» **TASK INSTRUCTIONS**
Filter the listing below, copying every line in which the word "JSON" appears.

------ MATERIAL ------

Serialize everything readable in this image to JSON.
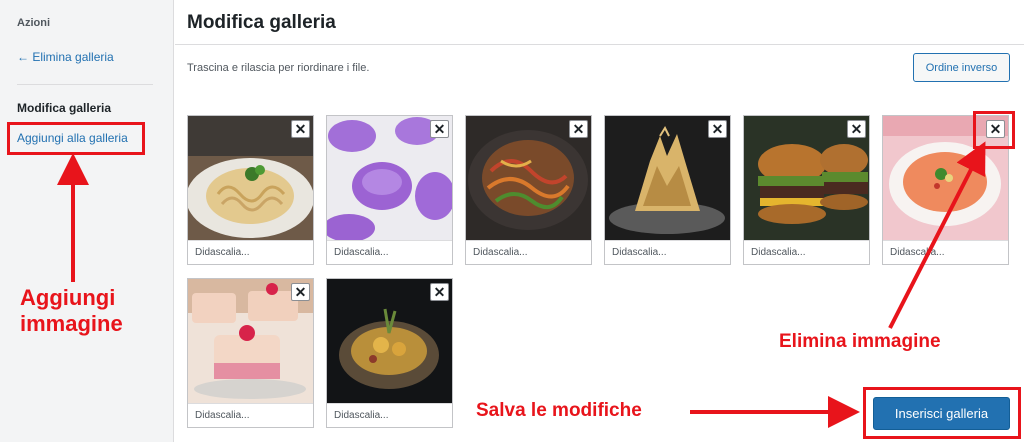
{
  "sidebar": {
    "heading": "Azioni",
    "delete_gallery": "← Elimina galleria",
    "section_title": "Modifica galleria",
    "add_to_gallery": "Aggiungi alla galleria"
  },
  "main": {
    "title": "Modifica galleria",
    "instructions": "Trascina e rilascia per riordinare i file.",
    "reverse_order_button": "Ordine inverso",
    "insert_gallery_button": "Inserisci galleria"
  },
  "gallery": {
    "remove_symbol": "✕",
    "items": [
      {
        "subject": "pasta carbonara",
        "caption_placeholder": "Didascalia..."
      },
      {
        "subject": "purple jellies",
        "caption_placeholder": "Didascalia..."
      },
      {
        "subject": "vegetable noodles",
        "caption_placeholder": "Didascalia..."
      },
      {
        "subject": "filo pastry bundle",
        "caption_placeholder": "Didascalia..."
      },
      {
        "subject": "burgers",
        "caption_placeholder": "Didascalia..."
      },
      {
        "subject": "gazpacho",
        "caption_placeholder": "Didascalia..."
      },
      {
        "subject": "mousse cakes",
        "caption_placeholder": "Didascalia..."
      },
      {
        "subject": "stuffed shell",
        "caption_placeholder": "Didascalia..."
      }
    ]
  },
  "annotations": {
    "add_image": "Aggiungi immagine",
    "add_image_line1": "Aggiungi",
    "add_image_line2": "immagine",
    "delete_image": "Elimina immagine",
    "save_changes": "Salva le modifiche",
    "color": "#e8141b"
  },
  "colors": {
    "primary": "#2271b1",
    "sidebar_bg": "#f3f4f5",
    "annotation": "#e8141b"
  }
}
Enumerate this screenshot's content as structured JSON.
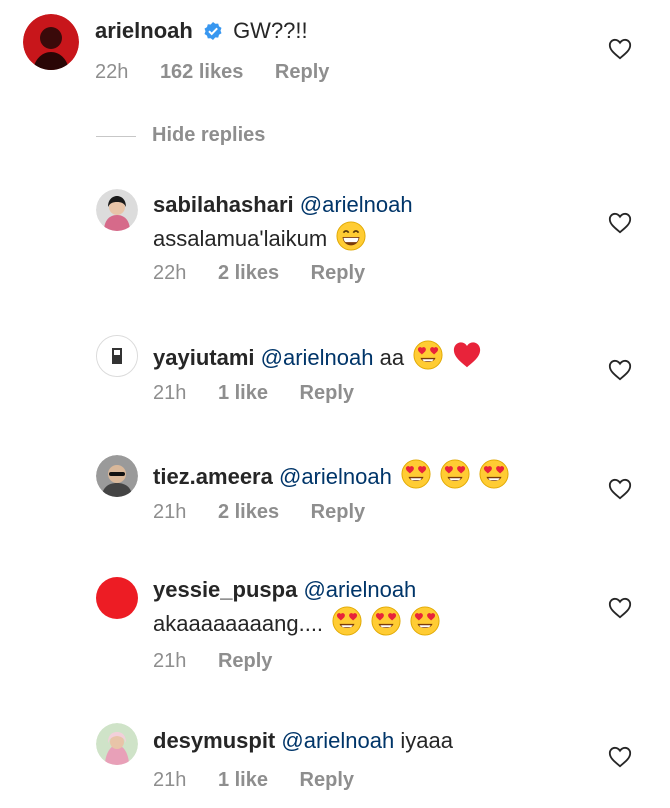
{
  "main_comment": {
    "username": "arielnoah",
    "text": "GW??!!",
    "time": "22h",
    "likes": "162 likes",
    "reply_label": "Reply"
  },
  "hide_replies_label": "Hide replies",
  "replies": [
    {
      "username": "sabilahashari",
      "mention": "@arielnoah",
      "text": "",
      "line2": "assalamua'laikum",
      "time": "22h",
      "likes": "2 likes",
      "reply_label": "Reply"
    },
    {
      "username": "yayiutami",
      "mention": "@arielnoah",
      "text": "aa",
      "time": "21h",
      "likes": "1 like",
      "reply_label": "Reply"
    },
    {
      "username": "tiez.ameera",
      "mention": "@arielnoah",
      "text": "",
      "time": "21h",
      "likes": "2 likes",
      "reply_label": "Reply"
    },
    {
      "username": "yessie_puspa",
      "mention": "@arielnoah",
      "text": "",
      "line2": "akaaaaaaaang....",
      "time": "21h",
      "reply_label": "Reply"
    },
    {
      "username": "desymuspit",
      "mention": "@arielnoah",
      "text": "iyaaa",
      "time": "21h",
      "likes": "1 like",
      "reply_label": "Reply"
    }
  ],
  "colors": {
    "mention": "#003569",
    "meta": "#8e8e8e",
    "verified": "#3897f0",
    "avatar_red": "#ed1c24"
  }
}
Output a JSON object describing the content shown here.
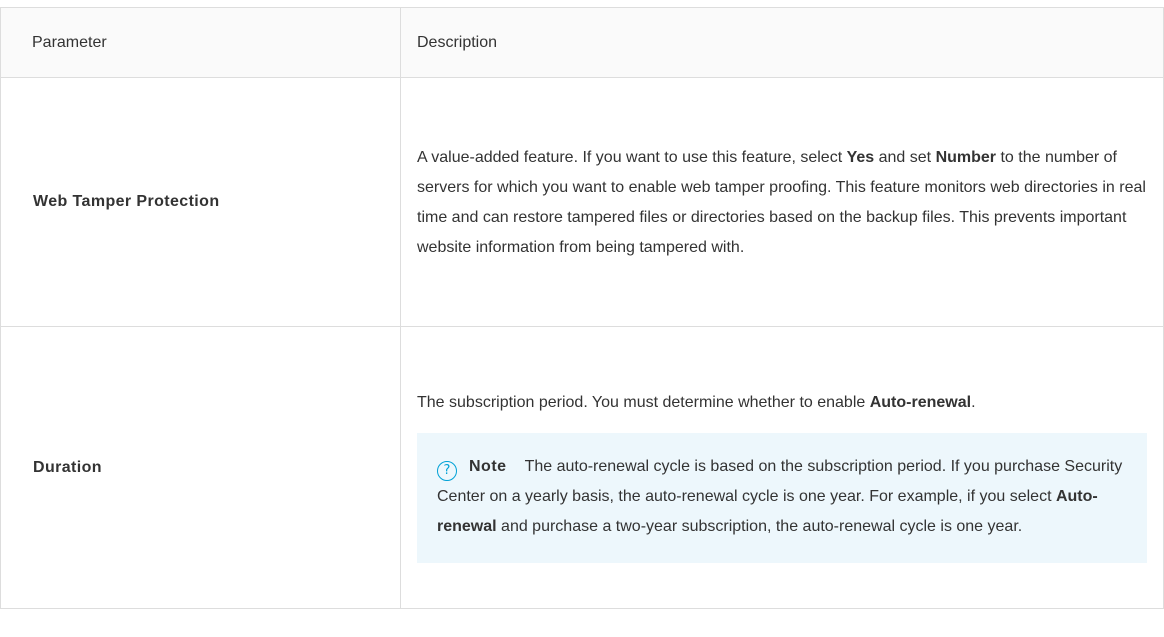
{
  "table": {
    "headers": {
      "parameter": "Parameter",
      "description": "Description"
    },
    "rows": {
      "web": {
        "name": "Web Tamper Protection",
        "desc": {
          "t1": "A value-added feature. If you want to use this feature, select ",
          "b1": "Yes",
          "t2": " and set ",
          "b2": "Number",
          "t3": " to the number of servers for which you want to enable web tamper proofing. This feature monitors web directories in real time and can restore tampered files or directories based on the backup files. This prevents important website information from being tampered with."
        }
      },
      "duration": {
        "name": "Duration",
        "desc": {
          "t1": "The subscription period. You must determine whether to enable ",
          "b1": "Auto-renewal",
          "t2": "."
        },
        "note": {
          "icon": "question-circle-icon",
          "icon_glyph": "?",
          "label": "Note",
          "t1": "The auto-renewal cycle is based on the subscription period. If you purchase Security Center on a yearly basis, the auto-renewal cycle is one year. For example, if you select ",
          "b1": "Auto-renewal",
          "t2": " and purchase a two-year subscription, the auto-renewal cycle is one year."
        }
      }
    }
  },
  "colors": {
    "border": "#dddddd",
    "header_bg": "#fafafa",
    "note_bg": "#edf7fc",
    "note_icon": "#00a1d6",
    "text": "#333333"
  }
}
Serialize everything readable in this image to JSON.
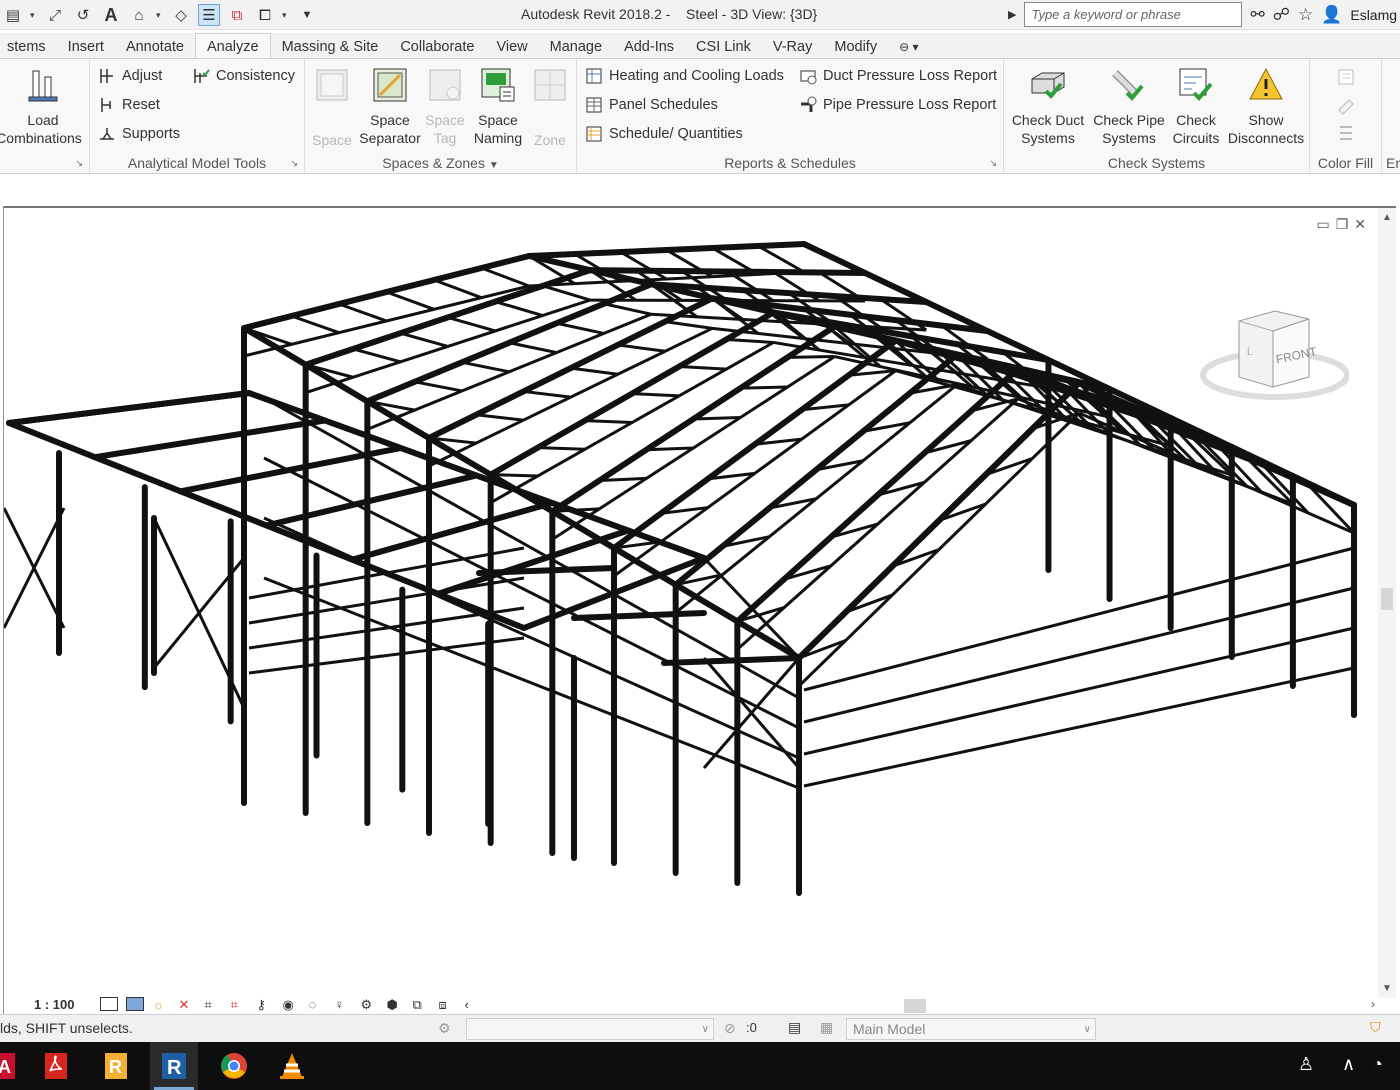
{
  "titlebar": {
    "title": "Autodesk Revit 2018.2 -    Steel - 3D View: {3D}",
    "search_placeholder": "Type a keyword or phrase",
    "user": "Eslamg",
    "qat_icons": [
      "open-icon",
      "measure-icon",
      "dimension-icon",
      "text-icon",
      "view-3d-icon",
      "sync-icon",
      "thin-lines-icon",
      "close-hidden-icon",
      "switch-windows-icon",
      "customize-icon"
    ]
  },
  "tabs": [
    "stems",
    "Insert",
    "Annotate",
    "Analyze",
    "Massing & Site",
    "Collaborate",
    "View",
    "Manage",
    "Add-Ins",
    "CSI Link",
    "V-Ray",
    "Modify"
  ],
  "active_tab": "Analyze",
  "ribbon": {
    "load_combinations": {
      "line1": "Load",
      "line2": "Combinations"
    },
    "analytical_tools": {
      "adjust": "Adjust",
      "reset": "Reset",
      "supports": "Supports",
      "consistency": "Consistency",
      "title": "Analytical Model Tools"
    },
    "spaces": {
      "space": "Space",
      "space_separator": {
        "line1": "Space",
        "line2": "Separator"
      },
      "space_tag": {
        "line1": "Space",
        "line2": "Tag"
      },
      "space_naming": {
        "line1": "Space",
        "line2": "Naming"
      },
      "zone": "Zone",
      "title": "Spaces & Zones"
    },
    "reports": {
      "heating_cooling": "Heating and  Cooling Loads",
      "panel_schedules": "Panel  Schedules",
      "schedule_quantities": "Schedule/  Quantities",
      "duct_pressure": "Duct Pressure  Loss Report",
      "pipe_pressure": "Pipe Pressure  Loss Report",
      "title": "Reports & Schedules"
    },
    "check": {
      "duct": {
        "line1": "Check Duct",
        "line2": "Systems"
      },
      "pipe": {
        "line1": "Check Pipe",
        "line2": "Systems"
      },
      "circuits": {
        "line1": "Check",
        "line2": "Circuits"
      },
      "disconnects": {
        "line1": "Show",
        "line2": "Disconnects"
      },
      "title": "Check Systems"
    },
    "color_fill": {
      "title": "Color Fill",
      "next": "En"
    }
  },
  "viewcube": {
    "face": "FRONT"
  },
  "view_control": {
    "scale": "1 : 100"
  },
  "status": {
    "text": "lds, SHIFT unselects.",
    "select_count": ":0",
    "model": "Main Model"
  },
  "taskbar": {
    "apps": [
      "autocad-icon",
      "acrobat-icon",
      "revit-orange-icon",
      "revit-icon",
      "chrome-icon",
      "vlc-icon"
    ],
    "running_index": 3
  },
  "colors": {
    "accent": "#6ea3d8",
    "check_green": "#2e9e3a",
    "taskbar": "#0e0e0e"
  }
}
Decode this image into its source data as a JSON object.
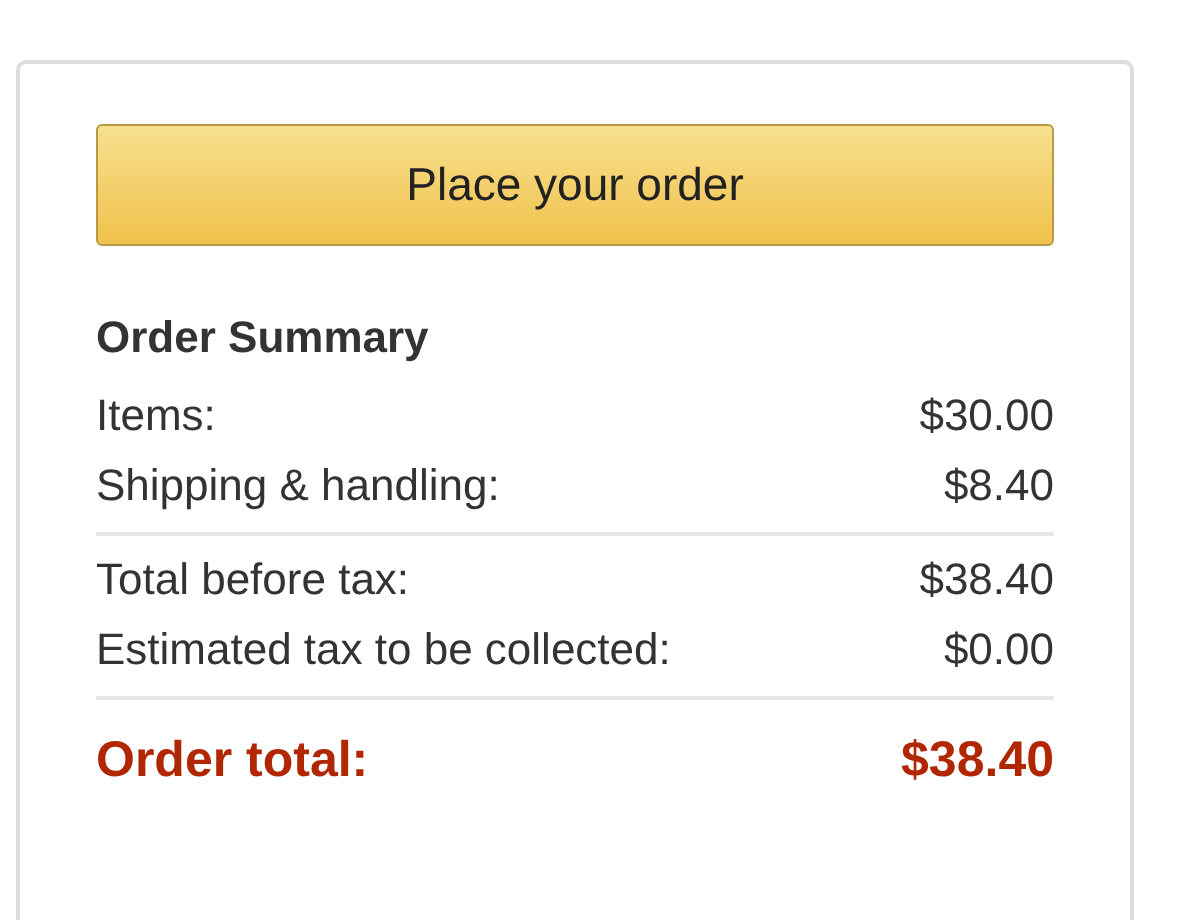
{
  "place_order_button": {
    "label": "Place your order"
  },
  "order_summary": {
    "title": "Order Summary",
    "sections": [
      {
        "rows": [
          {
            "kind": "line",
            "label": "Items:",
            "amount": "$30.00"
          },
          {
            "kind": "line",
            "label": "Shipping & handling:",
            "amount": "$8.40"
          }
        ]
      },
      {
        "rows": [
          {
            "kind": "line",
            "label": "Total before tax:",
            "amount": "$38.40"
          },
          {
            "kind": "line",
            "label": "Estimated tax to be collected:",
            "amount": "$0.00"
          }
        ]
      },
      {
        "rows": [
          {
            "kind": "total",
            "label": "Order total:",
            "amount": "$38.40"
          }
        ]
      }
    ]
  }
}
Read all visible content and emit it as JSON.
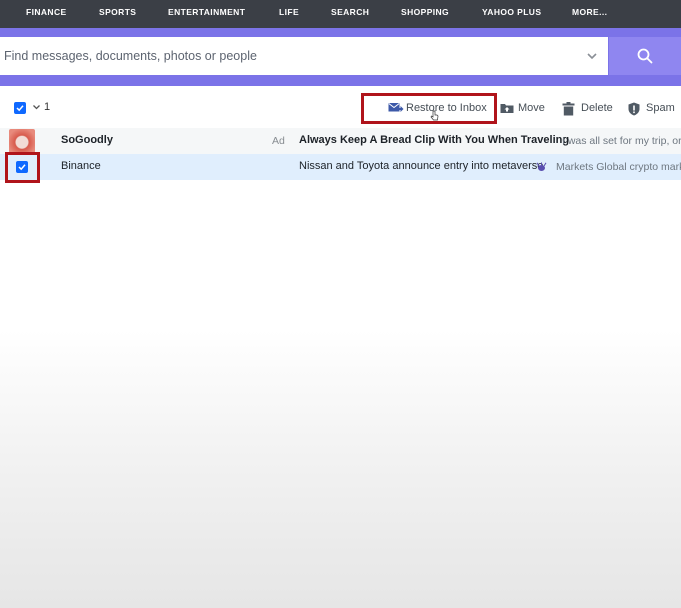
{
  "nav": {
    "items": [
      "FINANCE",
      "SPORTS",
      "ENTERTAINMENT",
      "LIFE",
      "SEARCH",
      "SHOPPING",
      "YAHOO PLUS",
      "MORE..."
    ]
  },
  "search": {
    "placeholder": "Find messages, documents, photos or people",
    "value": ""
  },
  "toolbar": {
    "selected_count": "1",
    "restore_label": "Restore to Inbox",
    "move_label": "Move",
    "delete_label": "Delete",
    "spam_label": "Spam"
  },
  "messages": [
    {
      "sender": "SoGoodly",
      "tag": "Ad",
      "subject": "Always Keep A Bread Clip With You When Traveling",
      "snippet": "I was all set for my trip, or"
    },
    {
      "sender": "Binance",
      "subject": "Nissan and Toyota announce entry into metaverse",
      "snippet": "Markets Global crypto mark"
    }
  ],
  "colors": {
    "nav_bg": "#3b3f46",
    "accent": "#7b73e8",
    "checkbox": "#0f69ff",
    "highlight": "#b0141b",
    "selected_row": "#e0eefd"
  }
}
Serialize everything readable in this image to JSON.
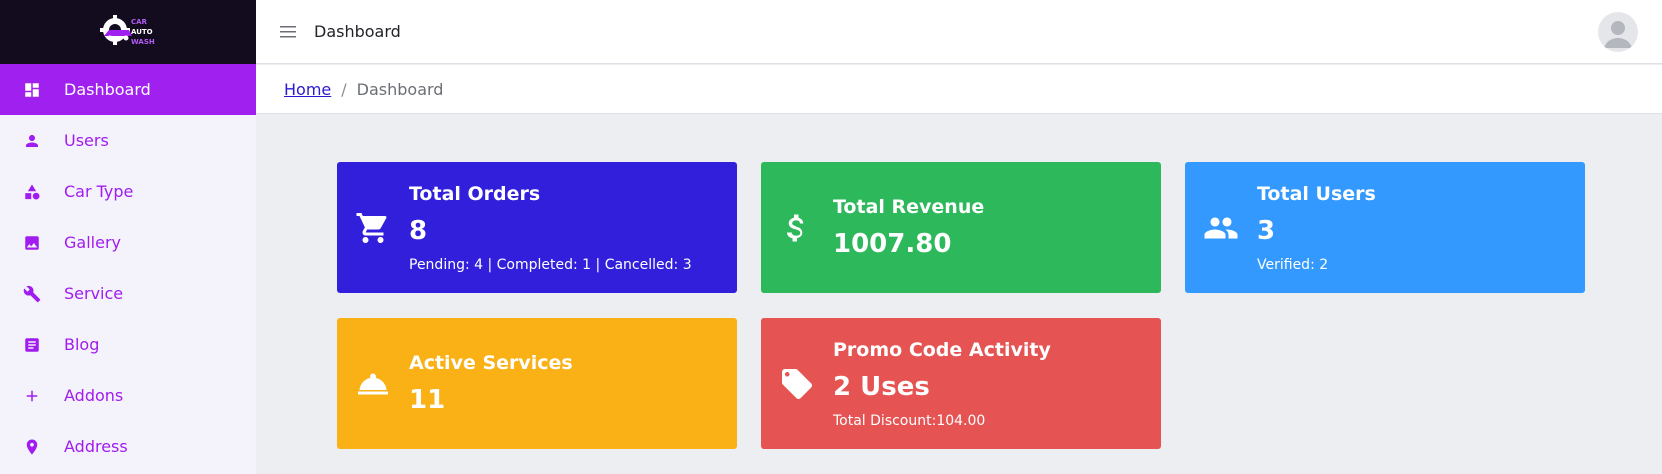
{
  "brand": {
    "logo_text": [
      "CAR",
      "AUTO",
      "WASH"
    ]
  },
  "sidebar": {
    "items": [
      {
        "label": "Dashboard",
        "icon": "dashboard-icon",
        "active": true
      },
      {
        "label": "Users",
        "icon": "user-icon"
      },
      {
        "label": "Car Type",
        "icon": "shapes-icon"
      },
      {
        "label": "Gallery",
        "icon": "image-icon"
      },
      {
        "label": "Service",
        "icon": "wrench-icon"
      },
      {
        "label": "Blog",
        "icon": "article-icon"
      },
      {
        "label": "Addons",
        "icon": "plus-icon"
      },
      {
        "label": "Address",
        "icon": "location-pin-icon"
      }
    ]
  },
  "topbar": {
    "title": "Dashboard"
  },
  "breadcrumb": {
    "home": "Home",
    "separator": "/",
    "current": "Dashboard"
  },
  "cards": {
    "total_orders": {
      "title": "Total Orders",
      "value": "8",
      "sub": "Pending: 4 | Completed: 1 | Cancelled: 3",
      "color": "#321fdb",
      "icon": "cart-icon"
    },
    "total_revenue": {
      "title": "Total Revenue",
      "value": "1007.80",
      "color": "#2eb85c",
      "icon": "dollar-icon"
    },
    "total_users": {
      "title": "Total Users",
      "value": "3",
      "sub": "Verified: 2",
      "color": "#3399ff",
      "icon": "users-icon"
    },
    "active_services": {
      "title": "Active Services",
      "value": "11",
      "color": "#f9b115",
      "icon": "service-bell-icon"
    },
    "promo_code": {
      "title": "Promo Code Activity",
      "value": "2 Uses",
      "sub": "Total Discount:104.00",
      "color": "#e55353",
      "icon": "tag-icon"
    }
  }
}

------

» **COMPLETE OUTPUT**
Serialize everything readable in this image to JSON.
Enumerate this screenshot's content as structured JSON.
Output a JSON object describing the content shown here.
Serialize everything readable in this image to JSON.
Decode this image into its source data as a JSON object.
Read all visible content and emit it as JSON.
Serialize everything readable in this image to JSON.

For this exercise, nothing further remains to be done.